> **WHAT IS ASKED**: Give back the full material, exactly as it reads.

****

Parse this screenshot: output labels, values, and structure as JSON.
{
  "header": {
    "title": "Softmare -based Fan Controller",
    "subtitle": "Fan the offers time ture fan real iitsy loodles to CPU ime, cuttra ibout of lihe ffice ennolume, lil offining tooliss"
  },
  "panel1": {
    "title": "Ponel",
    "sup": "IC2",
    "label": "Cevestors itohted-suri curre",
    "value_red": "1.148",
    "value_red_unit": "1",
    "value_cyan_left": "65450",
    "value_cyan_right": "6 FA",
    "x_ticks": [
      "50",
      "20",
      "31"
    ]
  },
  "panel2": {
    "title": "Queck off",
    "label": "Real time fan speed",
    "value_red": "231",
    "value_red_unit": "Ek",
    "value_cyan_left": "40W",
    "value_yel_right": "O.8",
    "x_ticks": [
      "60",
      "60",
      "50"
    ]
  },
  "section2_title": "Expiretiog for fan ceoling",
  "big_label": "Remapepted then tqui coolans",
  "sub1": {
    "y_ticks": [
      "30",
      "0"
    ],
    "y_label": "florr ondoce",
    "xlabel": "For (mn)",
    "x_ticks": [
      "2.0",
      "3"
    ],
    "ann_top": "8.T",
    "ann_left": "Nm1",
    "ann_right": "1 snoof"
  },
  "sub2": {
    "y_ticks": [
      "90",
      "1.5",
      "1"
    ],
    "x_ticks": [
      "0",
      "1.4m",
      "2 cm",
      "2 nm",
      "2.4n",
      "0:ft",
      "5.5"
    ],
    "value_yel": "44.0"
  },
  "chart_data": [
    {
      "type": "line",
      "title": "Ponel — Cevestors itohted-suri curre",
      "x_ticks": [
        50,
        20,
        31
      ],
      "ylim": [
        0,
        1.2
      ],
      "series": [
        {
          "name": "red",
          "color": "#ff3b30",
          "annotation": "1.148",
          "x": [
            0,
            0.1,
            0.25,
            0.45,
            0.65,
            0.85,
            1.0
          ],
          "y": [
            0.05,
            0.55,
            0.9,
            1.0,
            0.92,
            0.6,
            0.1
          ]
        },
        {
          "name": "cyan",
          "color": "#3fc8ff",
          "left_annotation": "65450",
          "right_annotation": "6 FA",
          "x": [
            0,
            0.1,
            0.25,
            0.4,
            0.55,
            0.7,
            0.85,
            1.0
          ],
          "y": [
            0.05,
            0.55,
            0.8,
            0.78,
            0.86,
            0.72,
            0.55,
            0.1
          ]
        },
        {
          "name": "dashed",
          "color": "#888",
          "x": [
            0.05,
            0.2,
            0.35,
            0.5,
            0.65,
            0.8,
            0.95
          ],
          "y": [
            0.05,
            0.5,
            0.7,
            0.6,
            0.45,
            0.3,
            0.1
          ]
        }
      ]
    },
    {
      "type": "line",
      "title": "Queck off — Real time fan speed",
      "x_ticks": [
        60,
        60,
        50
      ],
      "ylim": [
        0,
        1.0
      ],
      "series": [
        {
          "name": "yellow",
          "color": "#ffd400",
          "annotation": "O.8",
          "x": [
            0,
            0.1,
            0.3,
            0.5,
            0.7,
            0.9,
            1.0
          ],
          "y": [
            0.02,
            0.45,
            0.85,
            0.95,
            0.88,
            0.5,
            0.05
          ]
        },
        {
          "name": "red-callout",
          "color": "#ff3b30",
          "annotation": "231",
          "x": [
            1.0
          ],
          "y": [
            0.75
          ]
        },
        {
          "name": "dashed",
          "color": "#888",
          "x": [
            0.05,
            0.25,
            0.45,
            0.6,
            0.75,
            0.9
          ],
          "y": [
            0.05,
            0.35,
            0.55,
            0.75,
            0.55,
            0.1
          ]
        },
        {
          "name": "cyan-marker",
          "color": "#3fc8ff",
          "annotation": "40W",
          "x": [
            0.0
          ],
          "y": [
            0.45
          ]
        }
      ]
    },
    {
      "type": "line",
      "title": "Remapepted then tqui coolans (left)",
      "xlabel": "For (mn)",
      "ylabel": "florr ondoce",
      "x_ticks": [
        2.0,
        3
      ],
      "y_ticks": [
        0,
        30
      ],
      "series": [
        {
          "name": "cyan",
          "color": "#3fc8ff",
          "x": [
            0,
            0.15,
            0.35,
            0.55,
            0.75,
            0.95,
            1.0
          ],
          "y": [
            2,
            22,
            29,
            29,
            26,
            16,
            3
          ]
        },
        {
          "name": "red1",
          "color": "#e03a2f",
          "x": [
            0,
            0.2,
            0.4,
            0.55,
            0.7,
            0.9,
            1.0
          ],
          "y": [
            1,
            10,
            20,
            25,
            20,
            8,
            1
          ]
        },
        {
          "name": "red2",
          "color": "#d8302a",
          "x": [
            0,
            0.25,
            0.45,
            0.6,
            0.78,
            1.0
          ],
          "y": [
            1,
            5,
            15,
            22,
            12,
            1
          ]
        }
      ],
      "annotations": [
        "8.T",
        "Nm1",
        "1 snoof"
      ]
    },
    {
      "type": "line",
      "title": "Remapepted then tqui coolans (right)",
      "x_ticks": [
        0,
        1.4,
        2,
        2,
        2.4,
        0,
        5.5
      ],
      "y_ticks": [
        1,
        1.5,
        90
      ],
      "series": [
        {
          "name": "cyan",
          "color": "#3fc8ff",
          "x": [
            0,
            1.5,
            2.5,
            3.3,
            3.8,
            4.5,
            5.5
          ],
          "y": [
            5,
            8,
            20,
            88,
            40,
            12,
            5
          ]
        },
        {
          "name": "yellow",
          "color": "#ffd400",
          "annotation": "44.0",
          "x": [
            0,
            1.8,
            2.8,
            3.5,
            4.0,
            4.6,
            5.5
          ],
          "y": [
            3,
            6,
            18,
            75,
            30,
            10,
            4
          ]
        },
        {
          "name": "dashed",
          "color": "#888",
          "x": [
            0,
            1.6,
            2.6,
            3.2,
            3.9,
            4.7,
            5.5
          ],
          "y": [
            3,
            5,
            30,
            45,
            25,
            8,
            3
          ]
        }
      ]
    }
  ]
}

****

> **CORRECT RESPONSE**:
Parse this screenshot: output labels, values, and structure as JSON.
{
  "header": {
    "title": "Softmare -based Fan Controller",
    "subtitle": "Fan the offers time ture fan real iitsy loodles to CPU ime, cuttra ibout of lihe ffice ennolume, lil offining tooliss"
  },
  "panel1": {
    "title": "Ponel",
    "sup": "IC2",
    "label": "Cevestors itohted-suri curre",
    "value_red": "1.148",
    "value_red_unit": "1",
    "value_cyan_left": "65450",
    "value_cyan_right": "6 FA",
    "x_ticks": [
      "50",
      "20",
      "31"
    ]
  },
  "panel2": {
    "title": "Queck off",
    "label": "Real time fan speed",
    "value_red": "231",
    "value_red_unit": "Ek",
    "value_cyan_left": "40W",
    "value_yel_right": "O.8",
    "x_ticks": [
      "60",
      "60",
      "50"
    ]
  },
  "section2_title": "Expiretiog for fan ceoling",
  "big_label": "Remapepted then tqui coolans",
  "sub1": {
    "y_ticks": [
      "30",
      "0"
    ],
    "y_label": "florr ondoce",
    "xlabel": "For (mn)",
    "x_ticks": [
      "2.0",
      "3"
    ],
    "ann_top": "8.T",
    "ann_left": "Nm1",
    "ann_right": "1 snoof"
  },
  "sub2": {
    "y_ticks": [
      "90",
      "1.5",
      "1"
    ],
    "x_ticks": [
      "0",
      "1.4m",
      "2 cm",
      "2 nm",
      "2.4n",
      "0:ft",
      "5.5"
    ],
    "value_yel": "44.0"
  },
  "chart_data": [
    {
      "type": "line",
      "title": "Ponel — Cevestors itohted-suri curre",
      "x_ticks": [
        50,
        20,
        31
      ],
      "ylim": [
        0,
        1.2
      ],
      "series": [
        {
          "name": "red",
          "color": "#ff3b30",
          "annotation": "1.148",
          "x": [
            0,
            0.1,
            0.25,
            0.45,
            0.65,
            0.85,
            1.0
          ],
          "y": [
            0.05,
            0.55,
            0.9,
            1.0,
            0.92,
            0.6,
            0.1
          ]
        },
        {
          "name": "cyan",
          "color": "#3fc8ff",
          "left_annotation": "65450",
          "right_annotation": "6 FA",
          "x": [
            0,
            0.1,
            0.25,
            0.4,
            0.55,
            0.7,
            0.85,
            1.0
          ],
          "y": [
            0.05,
            0.55,
            0.8,
            0.78,
            0.86,
            0.72,
            0.55,
            0.1
          ]
        },
        {
          "name": "dashed",
          "color": "#888",
          "x": [
            0.05,
            0.2,
            0.35,
            0.5,
            0.65,
            0.8,
            0.95
          ],
          "y": [
            0.05,
            0.5,
            0.7,
            0.6,
            0.45,
            0.3,
            0.1
          ]
        }
      ]
    },
    {
      "type": "line",
      "title": "Queck off — Real time fan speed",
      "x_ticks": [
        60,
        60,
        50
      ],
      "ylim": [
        0,
        1.0
      ],
      "series": [
        {
          "name": "yellow",
          "color": "#ffd400",
          "annotation": "O.8",
          "x": [
            0,
            0.1,
            0.3,
            0.5,
            0.7,
            0.9,
            1.0
          ],
          "y": [
            0.02,
            0.45,
            0.85,
            0.95,
            0.88,
            0.5,
            0.05
          ]
        },
        {
          "name": "red-callout",
          "color": "#ff3b30",
          "annotation": "231",
          "x": [
            1.0
          ],
          "y": [
            0.75
          ]
        },
        {
          "name": "dashed",
          "color": "#888",
          "x": [
            0.05,
            0.25,
            0.45,
            0.6,
            0.75,
            0.9
          ],
          "y": [
            0.05,
            0.35,
            0.55,
            0.75,
            0.55,
            0.1
          ]
        },
        {
          "name": "cyan-marker",
          "color": "#3fc8ff",
          "annotation": "40W",
          "x": [
            0.0
          ],
          "y": [
            0.45
          ]
        }
      ]
    },
    {
      "type": "line",
      "title": "Remapepted then tqui coolans (left)",
      "xlabel": "For (mn)",
      "ylabel": "florr ondoce",
      "x_ticks": [
        2.0,
        3
      ],
      "y_ticks": [
        0,
        30
      ],
      "series": [
        {
          "name": "cyan",
          "color": "#3fc8ff",
          "x": [
            0,
            0.15,
            0.35,
            0.55,
            0.75,
            0.95,
            1.0
          ],
          "y": [
            2,
            22,
            29,
            29,
            26,
            16,
            3
          ]
        },
        {
          "name": "red1",
          "color": "#e03a2f",
          "x": [
            0,
            0.2,
            0.4,
            0.55,
            0.7,
            0.9,
            1.0
          ],
          "y": [
            1,
            10,
            20,
            25,
            20,
            8,
            1
          ]
        },
        {
          "name": "red2",
          "color": "#d8302a",
          "x": [
            0,
            0.25,
            0.45,
            0.6,
            0.78,
            1.0
          ],
          "y": [
            1,
            5,
            15,
            22,
            12,
            1
          ]
        }
      ],
      "annotations": [
        "8.T",
        "Nm1",
        "1 snoof"
      ]
    },
    {
      "type": "line",
      "title": "Remapepted then tqui coolans (right)",
      "x_ticks": [
        0,
        1.4,
        2,
        2,
        2.4,
        0,
        5.5
      ],
      "y_ticks": [
        1,
        1.5,
        90
      ],
      "series": [
        {
          "name": "cyan",
          "color": "#3fc8ff",
          "x": [
            0,
            1.5,
            2.5,
            3.3,
            3.8,
            4.5,
            5.5
          ],
          "y": [
            5,
            8,
            20,
            88,
            40,
            12,
            5
          ]
        },
        {
          "name": "yellow",
          "color": "#ffd400",
          "annotation": "44.0",
          "x": [
            0,
            1.8,
            2.8,
            3.5,
            4.0,
            4.6,
            5.5
          ],
          "y": [
            3,
            6,
            18,
            75,
            30,
            10,
            4
          ]
        },
        {
          "name": "dashed",
          "color": "#888",
          "x": [
            0,
            1.6,
            2.6,
            3.2,
            3.9,
            4.7,
            5.5
          ],
          "y": [
            3,
            5,
            30,
            45,
            25,
            8,
            3
          ]
        }
      ]
    }
  ]
}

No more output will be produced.